=== Data in this exercise ===

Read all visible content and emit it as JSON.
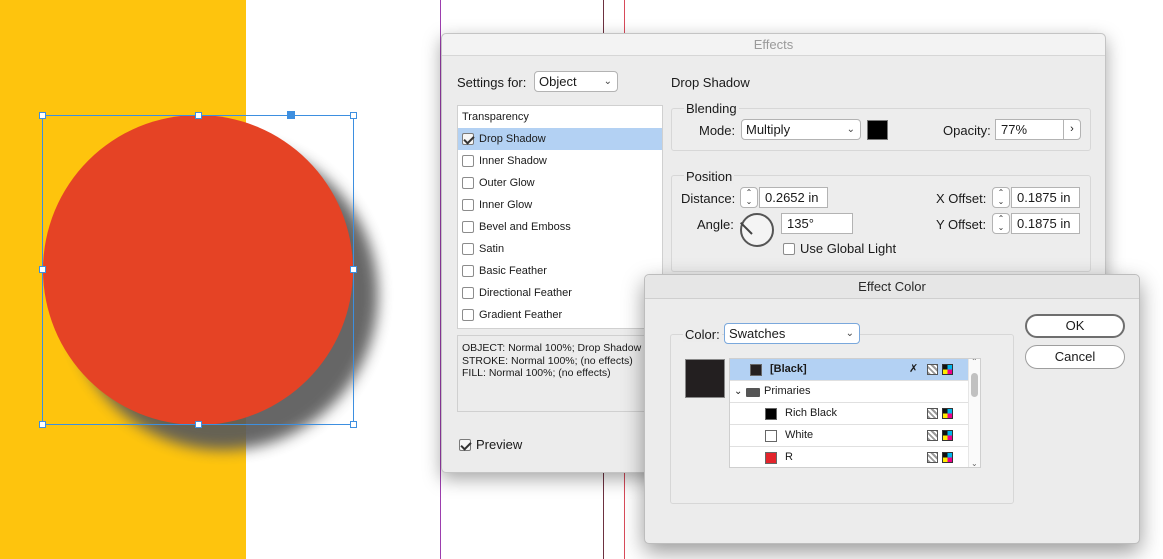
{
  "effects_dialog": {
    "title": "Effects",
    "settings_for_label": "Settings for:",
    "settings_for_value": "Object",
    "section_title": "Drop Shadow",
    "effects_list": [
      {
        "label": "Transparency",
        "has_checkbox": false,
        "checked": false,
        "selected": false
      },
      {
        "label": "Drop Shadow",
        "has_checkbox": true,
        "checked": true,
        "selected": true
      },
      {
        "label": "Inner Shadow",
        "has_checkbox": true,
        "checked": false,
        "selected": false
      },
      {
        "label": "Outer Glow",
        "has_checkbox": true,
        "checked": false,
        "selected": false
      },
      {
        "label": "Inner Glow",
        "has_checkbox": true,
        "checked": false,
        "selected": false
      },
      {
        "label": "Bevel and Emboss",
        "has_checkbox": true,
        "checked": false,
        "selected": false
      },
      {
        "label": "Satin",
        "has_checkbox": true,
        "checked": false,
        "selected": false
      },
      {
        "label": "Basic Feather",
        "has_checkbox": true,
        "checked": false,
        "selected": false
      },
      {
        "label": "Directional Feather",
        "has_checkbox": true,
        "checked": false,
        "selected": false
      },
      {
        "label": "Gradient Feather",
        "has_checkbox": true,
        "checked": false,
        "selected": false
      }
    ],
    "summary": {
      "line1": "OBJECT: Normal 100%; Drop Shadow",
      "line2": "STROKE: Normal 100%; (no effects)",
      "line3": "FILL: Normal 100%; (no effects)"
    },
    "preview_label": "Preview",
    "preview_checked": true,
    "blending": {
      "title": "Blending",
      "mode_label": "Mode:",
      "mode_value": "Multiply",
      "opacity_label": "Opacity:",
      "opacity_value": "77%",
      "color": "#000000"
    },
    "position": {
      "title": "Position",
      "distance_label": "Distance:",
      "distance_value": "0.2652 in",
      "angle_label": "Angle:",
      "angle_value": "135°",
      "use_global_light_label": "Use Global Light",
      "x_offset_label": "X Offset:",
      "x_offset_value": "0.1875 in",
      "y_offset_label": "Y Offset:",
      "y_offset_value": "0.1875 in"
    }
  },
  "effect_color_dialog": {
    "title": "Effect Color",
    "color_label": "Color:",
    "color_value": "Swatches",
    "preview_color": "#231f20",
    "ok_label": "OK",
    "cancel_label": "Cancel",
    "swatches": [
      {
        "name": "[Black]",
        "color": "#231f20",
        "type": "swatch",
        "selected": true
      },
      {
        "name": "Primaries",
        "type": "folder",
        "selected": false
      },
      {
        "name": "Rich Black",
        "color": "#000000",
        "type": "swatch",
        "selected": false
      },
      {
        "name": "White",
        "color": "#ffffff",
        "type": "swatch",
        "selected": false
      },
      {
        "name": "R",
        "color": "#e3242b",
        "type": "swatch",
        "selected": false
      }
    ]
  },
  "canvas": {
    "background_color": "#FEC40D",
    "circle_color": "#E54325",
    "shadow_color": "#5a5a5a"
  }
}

===

→ **Do this**
Exclude the pictures and repeat every other part of the records word for word.

→ **Problem solution**
Read all visible content and emit it as JSON.
{
  "effects_dialog": {
    "title": "Effects",
    "settings_for_label": "Settings for:",
    "settings_for_value": "Object",
    "section_title": "Drop Shadow",
    "effects_list": [
      {
        "label": "Transparency",
        "has_checkbox": false,
        "checked": false,
        "selected": false
      },
      {
        "label": "Drop Shadow",
        "has_checkbox": true,
        "checked": true,
        "selected": true
      },
      {
        "label": "Inner Shadow",
        "has_checkbox": true,
        "checked": false,
        "selected": false
      },
      {
        "label": "Outer Glow",
        "has_checkbox": true,
        "checked": false,
        "selected": false
      },
      {
        "label": "Inner Glow",
        "has_checkbox": true,
        "checked": false,
        "selected": false
      },
      {
        "label": "Bevel and Emboss",
        "has_checkbox": true,
        "checked": false,
        "selected": false
      },
      {
        "label": "Satin",
        "has_checkbox": true,
        "checked": false,
        "selected": false
      },
      {
        "label": "Basic Feather",
        "has_checkbox": true,
        "checked": false,
        "selected": false
      },
      {
        "label": "Directional Feather",
        "has_checkbox": true,
        "checked": false,
        "selected": false
      },
      {
        "label": "Gradient Feather",
        "has_checkbox": true,
        "checked": false,
        "selected": false
      }
    ],
    "summary": {
      "line1": "OBJECT: Normal 100%; Drop Shadow",
      "line2": "STROKE: Normal 100%; (no effects)",
      "line3": "FILL: Normal 100%; (no effects)"
    },
    "preview_label": "Preview",
    "preview_checked": true,
    "blending": {
      "title": "Blending",
      "mode_label": "Mode:",
      "mode_value": "Multiply",
      "opacity_label": "Opacity:",
      "opacity_value": "77%",
      "color": "#000000"
    },
    "position": {
      "title": "Position",
      "distance_label": "Distance:",
      "distance_value": "0.2652 in",
      "angle_label": "Angle:",
      "angle_value": "135°",
      "use_global_light_label": "Use Global Light",
      "x_offset_label": "X Offset:",
      "x_offset_value": "0.1875 in",
      "y_offset_label": "Y Offset:",
      "y_offset_value": "0.1875 in"
    }
  },
  "effect_color_dialog": {
    "title": "Effect Color",
    "color_label": "Color:",
    "color_value": "Swatches",
    "preview_color": "#231f20",
    "ok_label": "OK",
    "cancel_label": "Cancel",
    "swatches": [
      {
        "name": "[Black]",
        "color": "#231f20",
        "type": "swatch",
        "selected": true
      },
      {
        "name": "Primaries",
        "type": "folder",
        "selected": false
      },
      {
        "name": "Rich Black",
        "color": "#000000",
        "type": "swatch",
        "selected": false
      },
      {
        "name": "White",
        "color": "#ffffff",
        "type": "swatch",
        "selected": false
      },
      {
        "name": "R",
        "color": "#e3242b",
        "type": "swatch",
        "selected": false
      }
    ]
  },
  "canvas": {
    "background_color": "#FEC40D",
    "circle_color": "#E54325",
    "shadow_color": "#5a5a5a"
  }
}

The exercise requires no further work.